- EXTRAIT DU TEXTE

* * * *

Avec la demande internationale pressante, ces dernières années, le saumon a fait l’objet d’une production de masse qui a fini par faire rebuter certains consommateurs. Entre manque de traçabilité, interrogations sur les conditions d’élevage et opacité sur l’alimentation des poissons, la tendance est désormais de se tourner vers des produits plus locaux. C’est ainsi que la truite a regagné en intérêt.
Espèce endémique au Maroc, pratiquement éteinte à cause de la surpêche en eau douce, réintroduite dans son milieu naturel et désormais élevée dans celui-ci, la truite a longtemps été l’ingrédient central de repas traditionnels dans les régions où elle se trouve. Moins en couscous, plutôt farcie et au four ou en tajine décliné en variétés locales, elle est passée à la trappe à cause de sa rareté. Mais depuis quelques années, elle a bénéficié d’un intérêt grandissant, grâce à sa disponibilité dans certains marchés.
Le succès de la truite ne connaît d’ailleurs pas de frontières. A l’approche des fêtes de fin d’année, elle devient même plus prisée que le saumon, à travers des circuits commerciaux courts. Des filières de production locales et des artisans de la truite fumée ont ainsi vu le jour, dans le sud-est de la France, où l’espèce trouve les conditions naturelles pour se reproduire. Dans un récent reportage, France 3 a mis en lumière l’expérience à Saint-Bénigne, en Auvergne-Rhône-Alpes.

* * * *

- EXTRAIT DES DONNÉES
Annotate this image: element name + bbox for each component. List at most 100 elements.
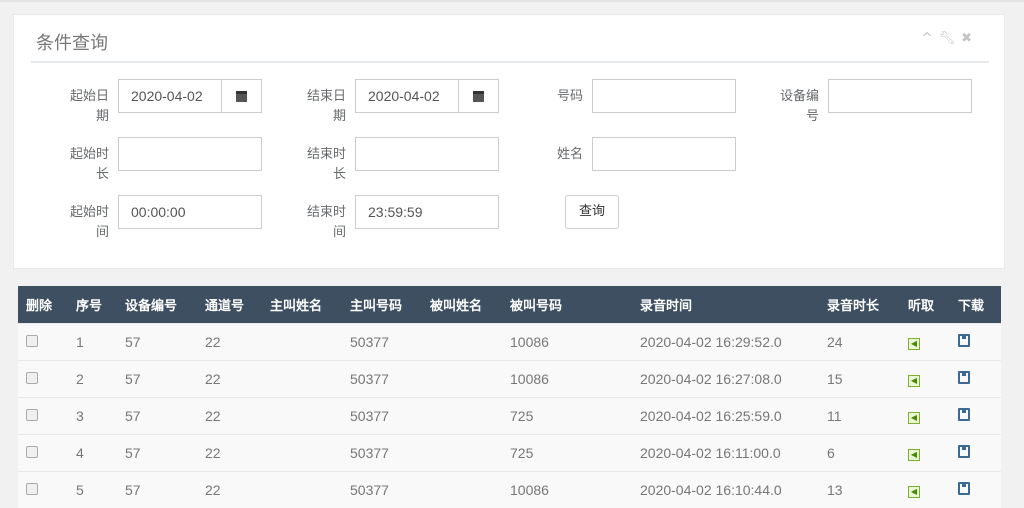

* * * *

- TRAVAIL À FAIRE
1. Dans le texte sur la truite, réécrivez plus brièvement le paragraphe qui commence par « Espèce endémique au Maroc » en gardant ses faits principaux.
2. Résumez le texte sur la truite en deux phrases.

- LISTE DES SOLUTIONS
1. Endémique au Maroc, la truite a presque disparu à cause de la surpêche en eau douce, puis a été réintroduite et est maintenant élevée dans son milieu naturel. Longtemps au cœur des repas traditionnels de ses régions, surtout farcie au four ou en tajine, elle a été oubliée à cause de sa rareté. Depuis quelques années, on la trouve dans certains marchés et elle suscite un intérêt grandissant.

2. Lassés d'un saumon produit en masse et peu transparent sur son élevage, certains consommateurs se tournent vers des produits plus locaux comme la truite, qui, au Maroc, revient dans certains marchés après avoir presque disparu à cause de la surpêche. En France aussi, elle devient plus prisée que le saumon à l'approche des fêtes, avec des filières locales et des artisans de la truite fumée dans le sud-est du pays.